---------- RAW DATA

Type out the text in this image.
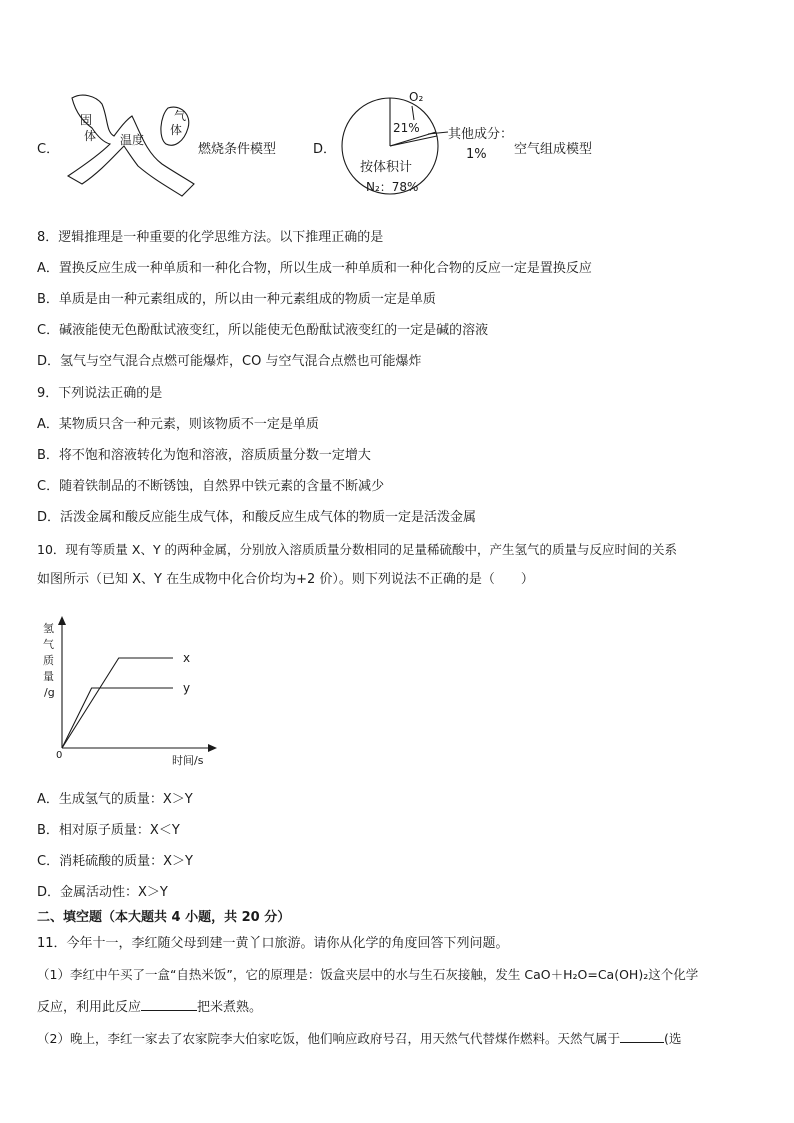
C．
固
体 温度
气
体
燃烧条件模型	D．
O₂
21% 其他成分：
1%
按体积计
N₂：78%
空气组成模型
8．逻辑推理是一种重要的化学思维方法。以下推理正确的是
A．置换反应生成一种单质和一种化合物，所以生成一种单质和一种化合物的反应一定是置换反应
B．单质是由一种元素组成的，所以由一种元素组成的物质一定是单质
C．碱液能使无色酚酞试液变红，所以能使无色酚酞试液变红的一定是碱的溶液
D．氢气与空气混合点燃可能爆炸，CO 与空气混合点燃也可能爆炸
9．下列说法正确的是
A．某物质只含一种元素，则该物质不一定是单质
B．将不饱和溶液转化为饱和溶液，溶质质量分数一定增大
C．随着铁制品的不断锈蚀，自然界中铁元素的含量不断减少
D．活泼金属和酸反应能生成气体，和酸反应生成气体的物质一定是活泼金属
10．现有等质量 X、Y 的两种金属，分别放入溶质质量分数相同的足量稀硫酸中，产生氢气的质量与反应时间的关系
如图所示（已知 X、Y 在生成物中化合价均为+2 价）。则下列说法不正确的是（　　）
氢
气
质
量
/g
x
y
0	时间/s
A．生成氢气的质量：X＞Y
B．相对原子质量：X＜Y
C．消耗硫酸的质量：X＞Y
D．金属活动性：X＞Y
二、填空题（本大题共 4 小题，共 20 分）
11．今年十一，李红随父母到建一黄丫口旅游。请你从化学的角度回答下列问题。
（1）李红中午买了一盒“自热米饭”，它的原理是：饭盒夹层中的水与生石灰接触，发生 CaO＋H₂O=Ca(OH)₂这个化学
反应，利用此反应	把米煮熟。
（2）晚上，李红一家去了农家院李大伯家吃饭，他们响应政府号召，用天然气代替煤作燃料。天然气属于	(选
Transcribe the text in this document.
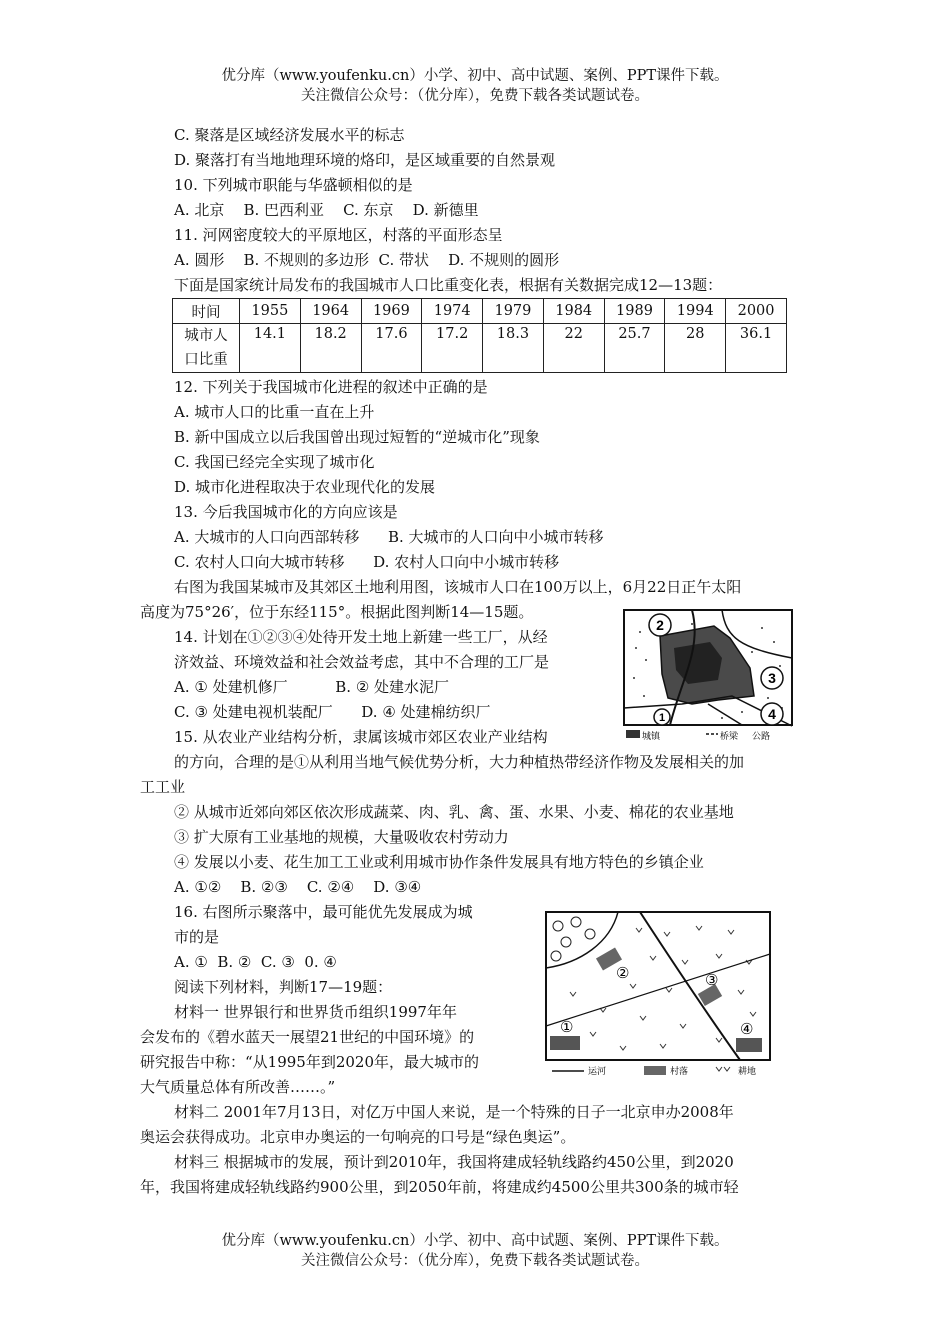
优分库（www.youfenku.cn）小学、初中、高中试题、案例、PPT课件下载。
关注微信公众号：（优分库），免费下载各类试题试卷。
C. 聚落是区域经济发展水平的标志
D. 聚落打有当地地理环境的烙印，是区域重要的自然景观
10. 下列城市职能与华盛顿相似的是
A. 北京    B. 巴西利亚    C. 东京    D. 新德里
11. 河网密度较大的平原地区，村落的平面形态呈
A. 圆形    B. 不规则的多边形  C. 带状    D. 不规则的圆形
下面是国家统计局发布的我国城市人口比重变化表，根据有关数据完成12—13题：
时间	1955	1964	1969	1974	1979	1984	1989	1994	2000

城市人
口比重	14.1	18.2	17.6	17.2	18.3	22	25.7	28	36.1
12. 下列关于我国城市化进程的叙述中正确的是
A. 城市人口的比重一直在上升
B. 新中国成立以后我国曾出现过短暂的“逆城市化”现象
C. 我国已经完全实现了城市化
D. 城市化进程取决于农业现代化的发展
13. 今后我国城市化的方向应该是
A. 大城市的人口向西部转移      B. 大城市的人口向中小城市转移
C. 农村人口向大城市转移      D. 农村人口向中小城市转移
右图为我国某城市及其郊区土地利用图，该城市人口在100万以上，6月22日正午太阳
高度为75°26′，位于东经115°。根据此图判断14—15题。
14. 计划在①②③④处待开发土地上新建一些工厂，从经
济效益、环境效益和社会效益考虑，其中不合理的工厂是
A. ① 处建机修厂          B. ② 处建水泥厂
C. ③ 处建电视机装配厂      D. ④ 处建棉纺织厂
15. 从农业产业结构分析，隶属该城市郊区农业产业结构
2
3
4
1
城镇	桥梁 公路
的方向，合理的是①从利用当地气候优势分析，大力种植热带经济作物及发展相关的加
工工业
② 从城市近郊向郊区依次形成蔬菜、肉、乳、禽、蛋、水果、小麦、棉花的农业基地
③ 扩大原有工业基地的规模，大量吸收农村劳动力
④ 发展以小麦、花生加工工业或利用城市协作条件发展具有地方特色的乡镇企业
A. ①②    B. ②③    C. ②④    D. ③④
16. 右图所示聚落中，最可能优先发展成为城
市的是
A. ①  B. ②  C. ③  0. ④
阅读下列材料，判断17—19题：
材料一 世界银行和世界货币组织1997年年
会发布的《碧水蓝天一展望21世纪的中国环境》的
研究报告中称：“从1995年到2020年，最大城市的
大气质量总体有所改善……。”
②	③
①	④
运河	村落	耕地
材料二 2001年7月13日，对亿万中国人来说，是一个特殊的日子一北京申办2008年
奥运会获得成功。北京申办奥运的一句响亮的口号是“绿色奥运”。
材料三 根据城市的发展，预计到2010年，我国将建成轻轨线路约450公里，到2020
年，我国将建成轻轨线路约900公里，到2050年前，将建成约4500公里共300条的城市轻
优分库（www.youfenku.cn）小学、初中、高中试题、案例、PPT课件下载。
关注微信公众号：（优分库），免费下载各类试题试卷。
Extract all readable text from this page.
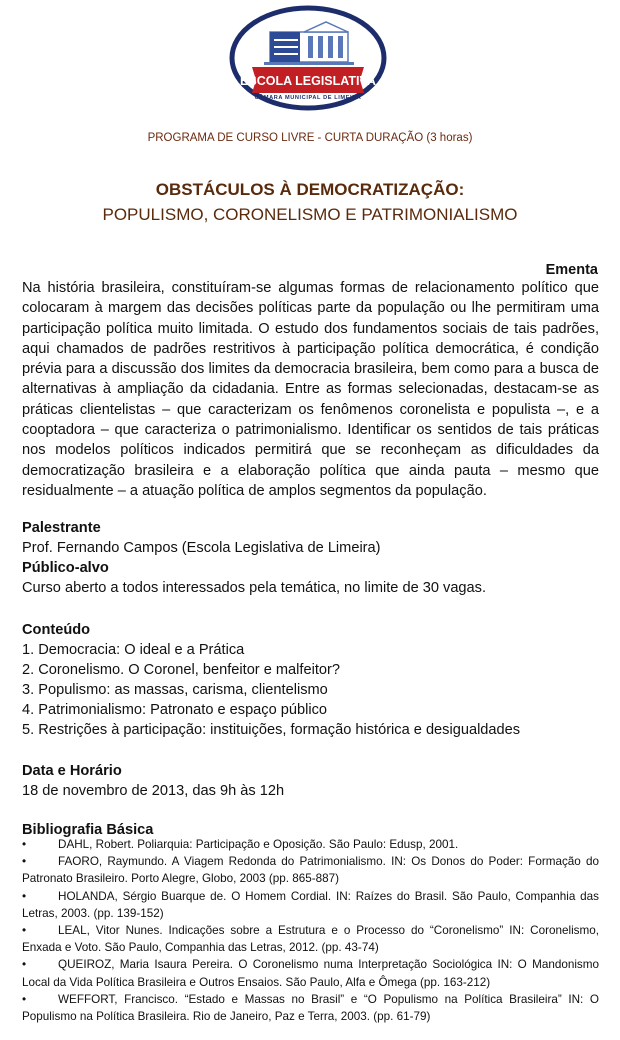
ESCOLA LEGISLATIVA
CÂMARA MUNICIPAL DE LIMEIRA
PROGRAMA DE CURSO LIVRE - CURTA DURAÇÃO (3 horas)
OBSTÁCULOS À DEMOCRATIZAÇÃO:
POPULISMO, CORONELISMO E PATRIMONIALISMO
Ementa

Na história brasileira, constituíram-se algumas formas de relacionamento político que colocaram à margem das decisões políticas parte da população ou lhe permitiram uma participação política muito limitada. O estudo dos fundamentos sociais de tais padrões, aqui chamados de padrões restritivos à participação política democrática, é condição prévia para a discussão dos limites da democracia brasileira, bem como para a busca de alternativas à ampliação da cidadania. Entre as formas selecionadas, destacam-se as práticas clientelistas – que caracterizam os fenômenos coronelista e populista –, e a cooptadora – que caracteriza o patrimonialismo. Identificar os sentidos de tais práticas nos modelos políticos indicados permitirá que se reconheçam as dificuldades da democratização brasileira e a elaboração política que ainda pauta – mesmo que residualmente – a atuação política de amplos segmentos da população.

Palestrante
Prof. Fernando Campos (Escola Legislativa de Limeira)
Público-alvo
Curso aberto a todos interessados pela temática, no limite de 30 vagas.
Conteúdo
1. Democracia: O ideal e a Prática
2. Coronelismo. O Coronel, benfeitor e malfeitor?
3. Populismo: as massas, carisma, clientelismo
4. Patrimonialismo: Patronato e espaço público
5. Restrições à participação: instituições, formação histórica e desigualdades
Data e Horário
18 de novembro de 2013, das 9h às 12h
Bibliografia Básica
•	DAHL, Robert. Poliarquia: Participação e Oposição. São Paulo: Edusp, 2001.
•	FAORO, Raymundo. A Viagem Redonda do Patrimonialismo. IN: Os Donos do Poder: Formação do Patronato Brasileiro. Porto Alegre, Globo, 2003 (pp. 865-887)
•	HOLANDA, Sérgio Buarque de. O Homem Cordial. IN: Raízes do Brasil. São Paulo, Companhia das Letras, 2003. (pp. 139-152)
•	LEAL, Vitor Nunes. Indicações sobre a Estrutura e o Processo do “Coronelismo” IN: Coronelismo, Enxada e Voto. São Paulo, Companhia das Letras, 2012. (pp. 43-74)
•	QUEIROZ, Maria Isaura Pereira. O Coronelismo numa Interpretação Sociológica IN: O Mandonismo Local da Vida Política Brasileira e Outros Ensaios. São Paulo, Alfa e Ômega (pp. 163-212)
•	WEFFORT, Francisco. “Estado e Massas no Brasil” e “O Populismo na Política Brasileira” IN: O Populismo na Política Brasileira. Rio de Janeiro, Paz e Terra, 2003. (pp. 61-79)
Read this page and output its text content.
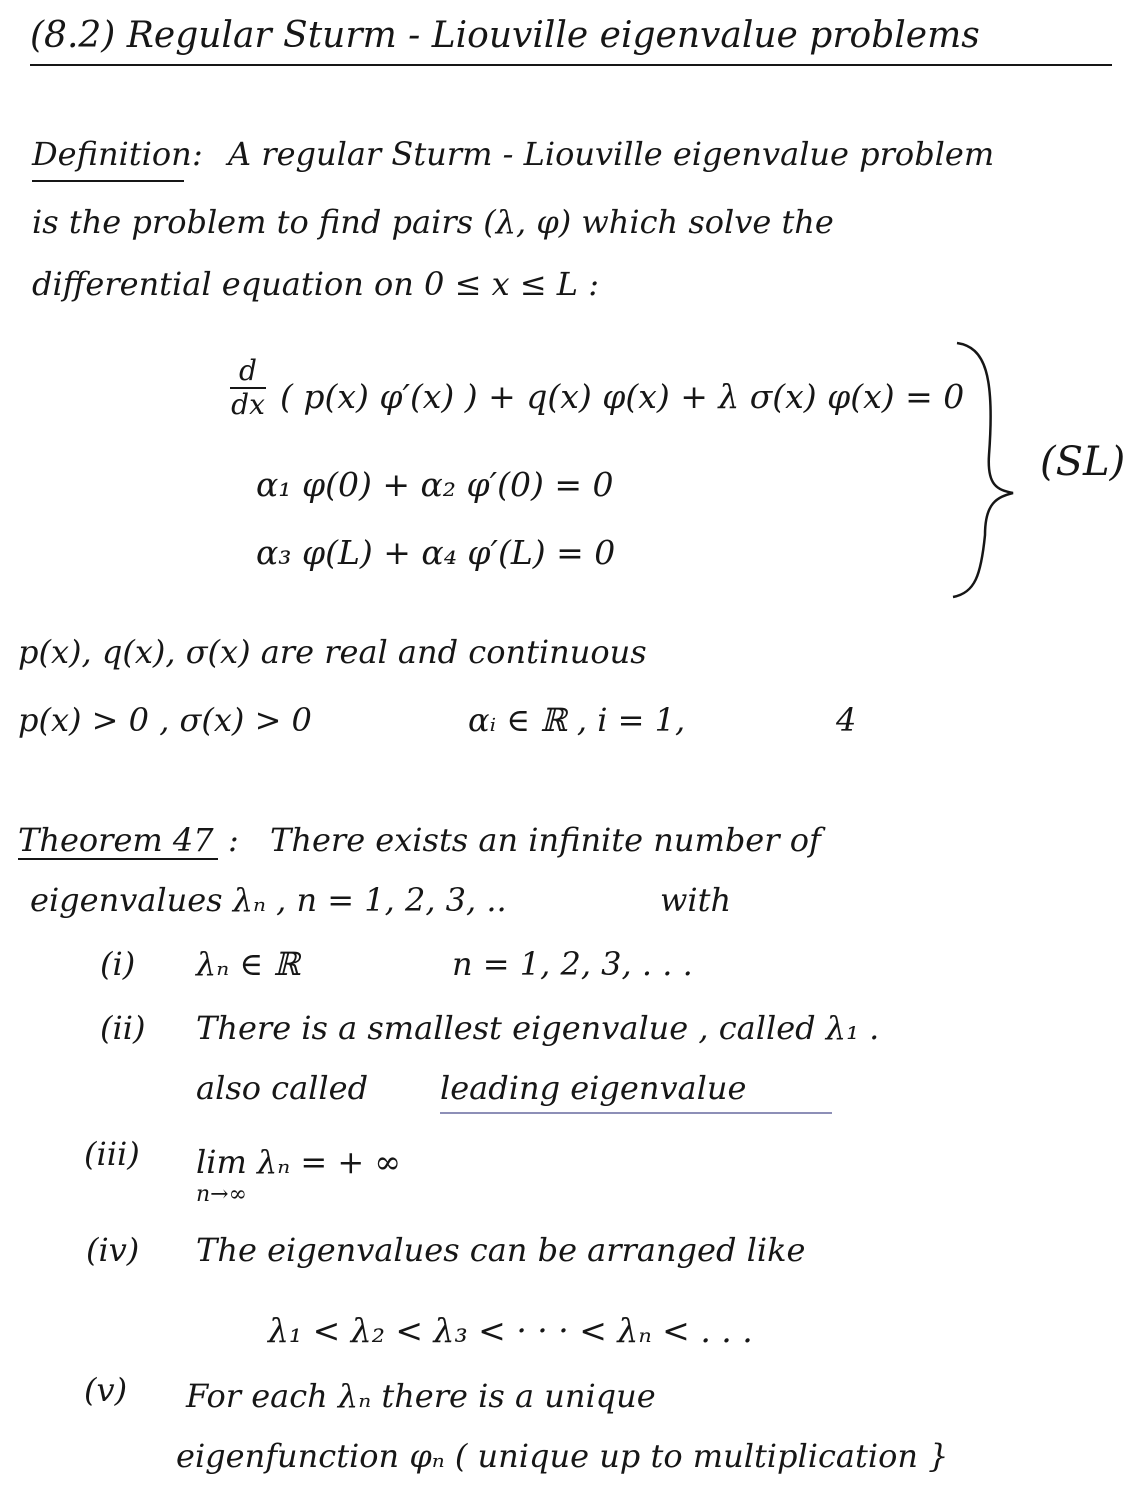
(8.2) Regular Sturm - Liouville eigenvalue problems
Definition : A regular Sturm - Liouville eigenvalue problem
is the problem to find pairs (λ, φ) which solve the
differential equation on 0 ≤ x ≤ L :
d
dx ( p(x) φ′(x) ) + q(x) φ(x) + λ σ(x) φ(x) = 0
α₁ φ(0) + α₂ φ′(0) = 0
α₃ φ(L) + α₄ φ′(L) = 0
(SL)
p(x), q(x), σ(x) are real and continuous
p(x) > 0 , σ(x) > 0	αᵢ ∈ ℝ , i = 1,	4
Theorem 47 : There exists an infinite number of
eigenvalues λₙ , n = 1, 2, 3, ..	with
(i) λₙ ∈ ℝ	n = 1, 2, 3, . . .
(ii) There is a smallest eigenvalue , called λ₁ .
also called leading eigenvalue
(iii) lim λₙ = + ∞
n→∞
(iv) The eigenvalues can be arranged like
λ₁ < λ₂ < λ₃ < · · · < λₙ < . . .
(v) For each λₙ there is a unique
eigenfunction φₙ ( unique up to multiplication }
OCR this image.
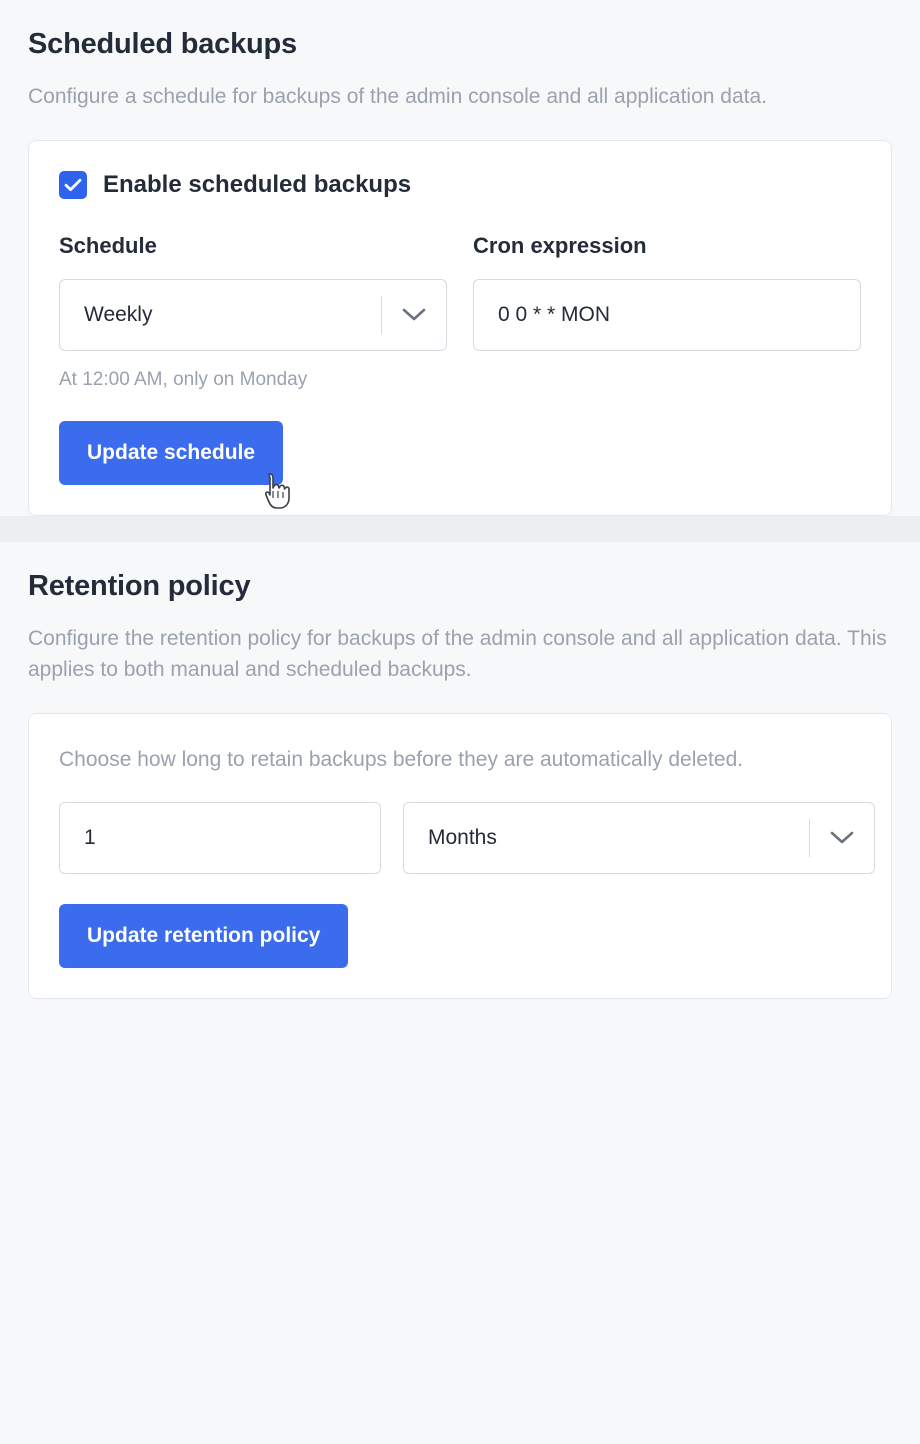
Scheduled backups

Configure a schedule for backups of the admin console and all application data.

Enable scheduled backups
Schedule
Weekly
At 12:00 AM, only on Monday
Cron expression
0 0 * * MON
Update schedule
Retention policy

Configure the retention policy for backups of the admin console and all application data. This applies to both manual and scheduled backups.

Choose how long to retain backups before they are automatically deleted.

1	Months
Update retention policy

--------------------

* OBJECTIVE *
Return all lines containing the word "Update".

* TASK ANSWER *
Update schedule
Update retention policy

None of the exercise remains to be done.